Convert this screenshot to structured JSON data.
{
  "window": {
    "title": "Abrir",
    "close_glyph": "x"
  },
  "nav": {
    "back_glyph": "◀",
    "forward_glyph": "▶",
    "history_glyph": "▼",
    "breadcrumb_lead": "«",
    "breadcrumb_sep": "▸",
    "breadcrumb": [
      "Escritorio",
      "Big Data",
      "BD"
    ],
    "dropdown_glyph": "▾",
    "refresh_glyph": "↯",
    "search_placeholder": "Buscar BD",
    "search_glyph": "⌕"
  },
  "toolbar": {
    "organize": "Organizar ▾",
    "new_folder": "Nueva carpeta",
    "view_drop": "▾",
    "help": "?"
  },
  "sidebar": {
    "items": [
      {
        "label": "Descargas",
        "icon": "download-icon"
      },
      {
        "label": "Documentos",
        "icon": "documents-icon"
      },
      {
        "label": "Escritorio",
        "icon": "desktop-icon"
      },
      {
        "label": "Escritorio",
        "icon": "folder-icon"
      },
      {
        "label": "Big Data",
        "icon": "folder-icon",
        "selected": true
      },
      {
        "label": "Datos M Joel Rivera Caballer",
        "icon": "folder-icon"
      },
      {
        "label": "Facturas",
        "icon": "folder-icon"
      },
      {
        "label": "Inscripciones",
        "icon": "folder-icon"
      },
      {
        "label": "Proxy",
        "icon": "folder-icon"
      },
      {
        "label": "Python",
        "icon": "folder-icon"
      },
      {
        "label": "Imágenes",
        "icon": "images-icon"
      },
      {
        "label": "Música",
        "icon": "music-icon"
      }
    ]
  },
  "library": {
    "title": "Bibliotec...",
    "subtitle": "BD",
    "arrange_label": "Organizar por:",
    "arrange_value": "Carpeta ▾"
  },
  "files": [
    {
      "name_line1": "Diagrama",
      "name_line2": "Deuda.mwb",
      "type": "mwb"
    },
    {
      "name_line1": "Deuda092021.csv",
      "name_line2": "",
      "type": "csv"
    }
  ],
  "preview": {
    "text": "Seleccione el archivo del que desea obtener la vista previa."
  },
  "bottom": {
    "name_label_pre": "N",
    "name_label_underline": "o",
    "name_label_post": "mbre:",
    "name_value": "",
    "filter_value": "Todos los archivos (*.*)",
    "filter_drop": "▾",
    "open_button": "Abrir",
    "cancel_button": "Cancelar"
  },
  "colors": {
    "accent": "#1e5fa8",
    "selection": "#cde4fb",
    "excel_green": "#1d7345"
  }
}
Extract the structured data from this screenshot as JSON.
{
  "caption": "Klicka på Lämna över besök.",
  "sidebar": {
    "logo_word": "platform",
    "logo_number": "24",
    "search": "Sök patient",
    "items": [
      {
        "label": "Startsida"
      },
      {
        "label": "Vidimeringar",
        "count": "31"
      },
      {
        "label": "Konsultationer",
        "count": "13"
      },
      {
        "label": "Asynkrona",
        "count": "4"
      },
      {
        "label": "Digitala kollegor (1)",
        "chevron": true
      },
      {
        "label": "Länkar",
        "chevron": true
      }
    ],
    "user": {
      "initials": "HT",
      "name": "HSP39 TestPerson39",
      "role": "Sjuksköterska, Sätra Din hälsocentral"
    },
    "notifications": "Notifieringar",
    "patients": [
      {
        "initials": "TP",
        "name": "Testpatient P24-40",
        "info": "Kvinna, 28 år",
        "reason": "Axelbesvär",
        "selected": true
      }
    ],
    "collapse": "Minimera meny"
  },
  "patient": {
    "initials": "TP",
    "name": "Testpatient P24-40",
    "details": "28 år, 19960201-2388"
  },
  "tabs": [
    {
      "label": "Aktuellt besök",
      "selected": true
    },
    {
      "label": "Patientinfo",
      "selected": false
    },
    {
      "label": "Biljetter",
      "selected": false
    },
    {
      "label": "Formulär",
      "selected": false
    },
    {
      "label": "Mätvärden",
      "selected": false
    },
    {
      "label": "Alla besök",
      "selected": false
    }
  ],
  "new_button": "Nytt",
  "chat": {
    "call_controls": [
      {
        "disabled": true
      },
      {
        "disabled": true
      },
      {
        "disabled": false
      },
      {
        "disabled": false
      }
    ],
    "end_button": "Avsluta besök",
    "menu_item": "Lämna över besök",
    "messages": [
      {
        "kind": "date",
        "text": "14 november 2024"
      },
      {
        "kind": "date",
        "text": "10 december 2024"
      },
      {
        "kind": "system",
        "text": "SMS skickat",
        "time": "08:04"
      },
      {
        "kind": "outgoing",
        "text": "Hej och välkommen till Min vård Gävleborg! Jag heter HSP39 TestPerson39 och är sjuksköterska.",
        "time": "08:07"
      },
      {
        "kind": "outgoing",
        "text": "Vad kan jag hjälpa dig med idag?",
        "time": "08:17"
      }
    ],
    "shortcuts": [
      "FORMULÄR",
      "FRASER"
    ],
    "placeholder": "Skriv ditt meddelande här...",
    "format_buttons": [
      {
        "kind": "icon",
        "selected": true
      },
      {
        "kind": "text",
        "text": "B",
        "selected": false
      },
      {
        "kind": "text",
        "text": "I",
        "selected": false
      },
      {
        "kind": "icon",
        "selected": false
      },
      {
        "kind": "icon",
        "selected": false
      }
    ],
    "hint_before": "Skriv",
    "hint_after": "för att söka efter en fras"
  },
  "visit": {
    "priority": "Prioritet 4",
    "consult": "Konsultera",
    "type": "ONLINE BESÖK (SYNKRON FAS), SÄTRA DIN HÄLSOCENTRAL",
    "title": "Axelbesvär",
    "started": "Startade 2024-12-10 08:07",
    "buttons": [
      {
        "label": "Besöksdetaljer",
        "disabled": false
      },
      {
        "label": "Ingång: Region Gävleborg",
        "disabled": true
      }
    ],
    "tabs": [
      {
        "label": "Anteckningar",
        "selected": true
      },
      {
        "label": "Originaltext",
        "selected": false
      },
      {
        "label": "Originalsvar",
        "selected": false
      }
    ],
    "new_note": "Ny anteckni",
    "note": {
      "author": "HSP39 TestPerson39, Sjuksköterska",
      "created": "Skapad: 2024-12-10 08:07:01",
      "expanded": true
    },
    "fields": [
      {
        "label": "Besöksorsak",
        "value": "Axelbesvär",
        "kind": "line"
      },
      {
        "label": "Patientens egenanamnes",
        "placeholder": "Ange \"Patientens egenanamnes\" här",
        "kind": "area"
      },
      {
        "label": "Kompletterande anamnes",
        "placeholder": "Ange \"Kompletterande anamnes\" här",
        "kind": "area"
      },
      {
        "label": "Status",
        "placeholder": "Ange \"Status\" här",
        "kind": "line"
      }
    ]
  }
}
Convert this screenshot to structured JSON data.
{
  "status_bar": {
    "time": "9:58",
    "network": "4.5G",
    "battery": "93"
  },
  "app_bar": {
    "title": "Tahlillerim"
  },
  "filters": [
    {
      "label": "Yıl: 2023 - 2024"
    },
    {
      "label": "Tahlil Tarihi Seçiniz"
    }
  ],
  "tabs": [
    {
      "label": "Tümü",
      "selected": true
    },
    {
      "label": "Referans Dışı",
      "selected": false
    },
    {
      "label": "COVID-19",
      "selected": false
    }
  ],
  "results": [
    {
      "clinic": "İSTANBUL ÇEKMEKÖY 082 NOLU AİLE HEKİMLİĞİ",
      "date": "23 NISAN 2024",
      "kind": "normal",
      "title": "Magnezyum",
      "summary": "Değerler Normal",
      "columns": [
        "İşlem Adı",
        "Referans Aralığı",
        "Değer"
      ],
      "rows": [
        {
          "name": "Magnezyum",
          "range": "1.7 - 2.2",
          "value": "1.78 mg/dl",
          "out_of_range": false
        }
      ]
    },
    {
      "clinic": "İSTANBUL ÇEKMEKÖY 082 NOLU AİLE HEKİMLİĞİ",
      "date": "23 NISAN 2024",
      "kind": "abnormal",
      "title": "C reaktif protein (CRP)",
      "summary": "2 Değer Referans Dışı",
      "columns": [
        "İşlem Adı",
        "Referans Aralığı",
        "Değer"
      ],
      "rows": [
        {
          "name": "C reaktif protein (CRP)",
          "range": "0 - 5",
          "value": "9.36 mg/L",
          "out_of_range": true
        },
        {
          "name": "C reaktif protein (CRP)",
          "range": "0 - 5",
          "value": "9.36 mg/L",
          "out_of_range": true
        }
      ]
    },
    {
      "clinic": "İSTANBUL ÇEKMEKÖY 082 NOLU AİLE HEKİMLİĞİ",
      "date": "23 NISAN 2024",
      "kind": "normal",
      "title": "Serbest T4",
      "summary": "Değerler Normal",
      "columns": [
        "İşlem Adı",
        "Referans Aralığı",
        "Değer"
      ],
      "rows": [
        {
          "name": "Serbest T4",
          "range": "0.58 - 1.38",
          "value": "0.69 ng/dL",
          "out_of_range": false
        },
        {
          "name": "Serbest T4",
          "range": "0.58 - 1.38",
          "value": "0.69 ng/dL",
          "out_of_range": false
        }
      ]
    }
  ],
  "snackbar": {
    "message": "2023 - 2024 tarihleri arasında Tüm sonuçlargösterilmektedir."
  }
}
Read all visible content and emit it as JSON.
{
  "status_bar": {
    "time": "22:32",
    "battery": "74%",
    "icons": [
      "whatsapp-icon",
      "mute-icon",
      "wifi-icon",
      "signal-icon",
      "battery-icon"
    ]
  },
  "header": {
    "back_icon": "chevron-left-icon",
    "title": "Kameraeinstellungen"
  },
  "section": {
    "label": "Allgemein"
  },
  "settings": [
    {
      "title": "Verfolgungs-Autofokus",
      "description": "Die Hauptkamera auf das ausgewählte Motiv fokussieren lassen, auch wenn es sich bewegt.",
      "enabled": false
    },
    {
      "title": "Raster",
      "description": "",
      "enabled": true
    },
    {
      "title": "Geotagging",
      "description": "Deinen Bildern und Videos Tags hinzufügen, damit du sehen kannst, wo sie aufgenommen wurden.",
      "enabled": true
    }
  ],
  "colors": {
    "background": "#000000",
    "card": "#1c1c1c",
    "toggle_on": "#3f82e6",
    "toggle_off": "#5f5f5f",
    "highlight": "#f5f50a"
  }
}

########################################

▸ **TASK REQUIREMENTS**
Restate word for word each line of the data from the one with "Read all visible content and emit it as JSON." to the last, keeping both ends.

▸ **ANSWER TO THIS EXERCISE**
Read all visible content and emit it as JSON.
{
  "status_bar": {
    "time": "22:32",
    "battery": "74%",
    "icons": [
      "whatsapp-icon",
      "mute-icon",
      "wifi-icon",
      "signal-icon",
      "battery-icon"
    ]
  },
  "header": {
    "back_icon": "chevron-left-icon",
    "title": "Kameraeinstellungen"
  },
  "section": {
    "label": "Allgemein"
  },
  "settings": [
    {
      "title": "Verfolgungs-Autofokus",
      "description": "Die Hauptkamera auf das ausgewählte Motiv fokussieren lassen, auch wenn es sich bewegt.",
      "enabled": false
    },
    {
      "title": "Raster",
      "description": "",
      "enabled": true
    },
    {
      "title": "Geotagging",
      "description": "Deinen Bildern und Videos Tags hinzufügen, damit du sehen kannst, wo sie aufgenommen wurden.",
      "enabled": true
    }
  ],
  "colors": {
    "background": "#000000",
    "card": "#1c1c1c",
    "toggle_on": "#3f82e6",
    "toggle_off": "#5f5f5f",
    "highlight": "#f5f50a"
  }
}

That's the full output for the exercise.